- **WORK REQUIRED**
If a line in the records below holds the word "image", copy it.

(EXTRACTED DATA begins)

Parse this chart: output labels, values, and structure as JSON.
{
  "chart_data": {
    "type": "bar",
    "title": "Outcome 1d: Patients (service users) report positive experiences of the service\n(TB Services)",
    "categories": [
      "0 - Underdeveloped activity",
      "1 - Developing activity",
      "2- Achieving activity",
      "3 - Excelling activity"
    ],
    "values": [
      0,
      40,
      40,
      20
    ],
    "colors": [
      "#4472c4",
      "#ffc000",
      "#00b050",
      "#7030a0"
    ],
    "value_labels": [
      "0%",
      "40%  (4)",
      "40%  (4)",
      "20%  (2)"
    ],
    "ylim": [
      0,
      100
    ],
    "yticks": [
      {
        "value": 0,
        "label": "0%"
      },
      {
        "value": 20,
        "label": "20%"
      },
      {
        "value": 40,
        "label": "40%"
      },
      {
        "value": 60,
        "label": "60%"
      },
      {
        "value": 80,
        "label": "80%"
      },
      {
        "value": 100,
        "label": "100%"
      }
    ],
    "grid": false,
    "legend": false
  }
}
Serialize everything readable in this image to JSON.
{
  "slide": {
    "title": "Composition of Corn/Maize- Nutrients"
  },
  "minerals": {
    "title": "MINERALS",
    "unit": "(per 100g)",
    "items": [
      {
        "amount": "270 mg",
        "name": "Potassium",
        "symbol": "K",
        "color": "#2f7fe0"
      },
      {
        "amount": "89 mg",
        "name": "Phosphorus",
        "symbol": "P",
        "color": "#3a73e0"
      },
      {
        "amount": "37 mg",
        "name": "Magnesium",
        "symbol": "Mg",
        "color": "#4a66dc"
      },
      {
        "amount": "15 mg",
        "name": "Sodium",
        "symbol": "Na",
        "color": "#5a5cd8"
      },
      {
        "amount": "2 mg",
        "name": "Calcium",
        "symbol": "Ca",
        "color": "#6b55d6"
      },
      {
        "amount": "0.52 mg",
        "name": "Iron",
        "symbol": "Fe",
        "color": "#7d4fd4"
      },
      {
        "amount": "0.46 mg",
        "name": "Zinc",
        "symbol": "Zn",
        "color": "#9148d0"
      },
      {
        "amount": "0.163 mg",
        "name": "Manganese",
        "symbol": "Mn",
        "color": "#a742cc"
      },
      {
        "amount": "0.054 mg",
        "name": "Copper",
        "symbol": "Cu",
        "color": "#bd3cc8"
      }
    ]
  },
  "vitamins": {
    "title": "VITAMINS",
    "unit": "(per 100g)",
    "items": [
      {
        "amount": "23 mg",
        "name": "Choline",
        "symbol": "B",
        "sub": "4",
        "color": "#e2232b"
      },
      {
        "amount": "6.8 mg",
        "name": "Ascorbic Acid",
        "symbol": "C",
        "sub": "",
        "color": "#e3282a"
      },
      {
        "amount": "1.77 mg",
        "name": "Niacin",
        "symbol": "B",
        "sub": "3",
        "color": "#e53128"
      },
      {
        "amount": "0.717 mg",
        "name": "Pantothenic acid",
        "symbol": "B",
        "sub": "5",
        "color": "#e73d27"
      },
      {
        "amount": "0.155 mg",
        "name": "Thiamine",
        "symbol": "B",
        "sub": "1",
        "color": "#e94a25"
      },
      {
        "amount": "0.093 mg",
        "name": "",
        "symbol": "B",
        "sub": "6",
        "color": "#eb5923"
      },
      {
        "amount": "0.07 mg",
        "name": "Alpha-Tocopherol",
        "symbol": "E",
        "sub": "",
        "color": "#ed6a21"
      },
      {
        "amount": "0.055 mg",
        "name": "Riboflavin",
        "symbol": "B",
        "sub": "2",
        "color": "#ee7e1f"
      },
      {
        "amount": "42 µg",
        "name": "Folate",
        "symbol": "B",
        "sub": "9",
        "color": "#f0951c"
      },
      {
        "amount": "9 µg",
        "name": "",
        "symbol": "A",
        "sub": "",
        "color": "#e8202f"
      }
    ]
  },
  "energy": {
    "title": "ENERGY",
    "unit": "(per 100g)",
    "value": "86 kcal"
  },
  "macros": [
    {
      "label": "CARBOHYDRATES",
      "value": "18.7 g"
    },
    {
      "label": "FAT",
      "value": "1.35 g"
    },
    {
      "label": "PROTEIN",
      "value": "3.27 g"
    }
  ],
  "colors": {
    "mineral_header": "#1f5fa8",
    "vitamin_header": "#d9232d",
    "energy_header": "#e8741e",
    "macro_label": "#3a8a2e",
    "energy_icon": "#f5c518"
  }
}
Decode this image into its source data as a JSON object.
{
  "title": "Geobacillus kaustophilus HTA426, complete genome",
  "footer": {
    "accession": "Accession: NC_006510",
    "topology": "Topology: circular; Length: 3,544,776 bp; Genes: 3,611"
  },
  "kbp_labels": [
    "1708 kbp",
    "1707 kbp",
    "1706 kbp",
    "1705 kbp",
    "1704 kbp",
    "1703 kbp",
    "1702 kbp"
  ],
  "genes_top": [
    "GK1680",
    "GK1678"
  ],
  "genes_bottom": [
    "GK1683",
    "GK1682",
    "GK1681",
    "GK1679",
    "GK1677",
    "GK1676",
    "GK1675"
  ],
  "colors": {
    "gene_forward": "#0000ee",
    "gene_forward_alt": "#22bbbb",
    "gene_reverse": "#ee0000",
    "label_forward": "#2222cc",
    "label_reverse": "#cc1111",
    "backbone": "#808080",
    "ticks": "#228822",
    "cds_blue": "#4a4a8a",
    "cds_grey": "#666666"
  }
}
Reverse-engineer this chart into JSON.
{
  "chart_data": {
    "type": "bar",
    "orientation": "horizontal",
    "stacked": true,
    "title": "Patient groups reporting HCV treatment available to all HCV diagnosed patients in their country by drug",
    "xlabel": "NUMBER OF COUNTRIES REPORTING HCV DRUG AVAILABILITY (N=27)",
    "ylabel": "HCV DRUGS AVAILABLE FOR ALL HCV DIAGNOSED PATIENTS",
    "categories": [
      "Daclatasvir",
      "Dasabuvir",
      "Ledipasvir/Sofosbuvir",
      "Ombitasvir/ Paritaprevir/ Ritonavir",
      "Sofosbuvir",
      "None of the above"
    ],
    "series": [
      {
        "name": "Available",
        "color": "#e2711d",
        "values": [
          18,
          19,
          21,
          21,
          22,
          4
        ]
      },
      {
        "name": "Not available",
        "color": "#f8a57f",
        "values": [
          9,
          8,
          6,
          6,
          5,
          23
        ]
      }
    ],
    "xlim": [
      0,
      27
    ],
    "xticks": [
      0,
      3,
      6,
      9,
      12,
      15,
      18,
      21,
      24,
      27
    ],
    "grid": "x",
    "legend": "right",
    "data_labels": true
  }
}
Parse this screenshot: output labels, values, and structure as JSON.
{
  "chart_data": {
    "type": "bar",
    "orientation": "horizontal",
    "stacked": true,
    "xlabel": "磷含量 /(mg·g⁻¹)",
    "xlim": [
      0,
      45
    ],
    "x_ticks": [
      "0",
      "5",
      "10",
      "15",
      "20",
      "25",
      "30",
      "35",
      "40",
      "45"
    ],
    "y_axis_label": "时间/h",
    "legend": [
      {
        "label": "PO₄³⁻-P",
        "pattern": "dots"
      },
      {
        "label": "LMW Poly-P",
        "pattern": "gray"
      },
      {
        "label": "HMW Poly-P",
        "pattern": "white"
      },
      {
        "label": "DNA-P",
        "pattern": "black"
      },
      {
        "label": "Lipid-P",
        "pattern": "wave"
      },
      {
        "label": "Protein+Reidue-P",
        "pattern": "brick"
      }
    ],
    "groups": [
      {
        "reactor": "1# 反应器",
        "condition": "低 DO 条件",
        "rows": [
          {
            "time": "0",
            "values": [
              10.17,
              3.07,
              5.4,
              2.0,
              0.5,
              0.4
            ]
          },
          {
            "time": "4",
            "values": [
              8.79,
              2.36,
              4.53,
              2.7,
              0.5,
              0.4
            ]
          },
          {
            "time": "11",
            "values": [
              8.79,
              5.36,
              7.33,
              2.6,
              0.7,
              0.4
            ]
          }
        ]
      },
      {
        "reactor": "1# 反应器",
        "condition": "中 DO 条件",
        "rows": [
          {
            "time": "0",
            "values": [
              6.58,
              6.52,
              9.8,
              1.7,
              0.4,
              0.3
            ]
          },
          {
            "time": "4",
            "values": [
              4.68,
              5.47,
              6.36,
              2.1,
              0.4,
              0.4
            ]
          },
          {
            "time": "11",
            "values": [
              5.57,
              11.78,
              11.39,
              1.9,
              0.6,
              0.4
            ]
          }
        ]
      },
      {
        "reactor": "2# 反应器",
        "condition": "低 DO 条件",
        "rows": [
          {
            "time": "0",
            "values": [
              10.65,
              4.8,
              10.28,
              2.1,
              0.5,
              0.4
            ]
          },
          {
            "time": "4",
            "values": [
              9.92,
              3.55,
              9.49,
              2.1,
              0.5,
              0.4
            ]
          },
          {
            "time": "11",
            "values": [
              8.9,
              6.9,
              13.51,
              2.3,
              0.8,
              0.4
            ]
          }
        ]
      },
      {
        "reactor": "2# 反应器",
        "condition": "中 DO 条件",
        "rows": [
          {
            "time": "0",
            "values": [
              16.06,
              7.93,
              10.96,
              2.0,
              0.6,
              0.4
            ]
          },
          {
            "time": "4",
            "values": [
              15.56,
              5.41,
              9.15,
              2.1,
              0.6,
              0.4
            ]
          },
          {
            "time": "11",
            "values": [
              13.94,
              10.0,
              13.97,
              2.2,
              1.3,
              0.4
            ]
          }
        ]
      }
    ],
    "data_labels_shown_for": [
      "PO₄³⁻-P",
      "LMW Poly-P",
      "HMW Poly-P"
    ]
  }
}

(EXTRACTED DATA ends)

- **OUTPUT FOR THIS EXERCISE**
Serialize everything readable in this image to JSON.
Decode this image into its source data as a JSON object.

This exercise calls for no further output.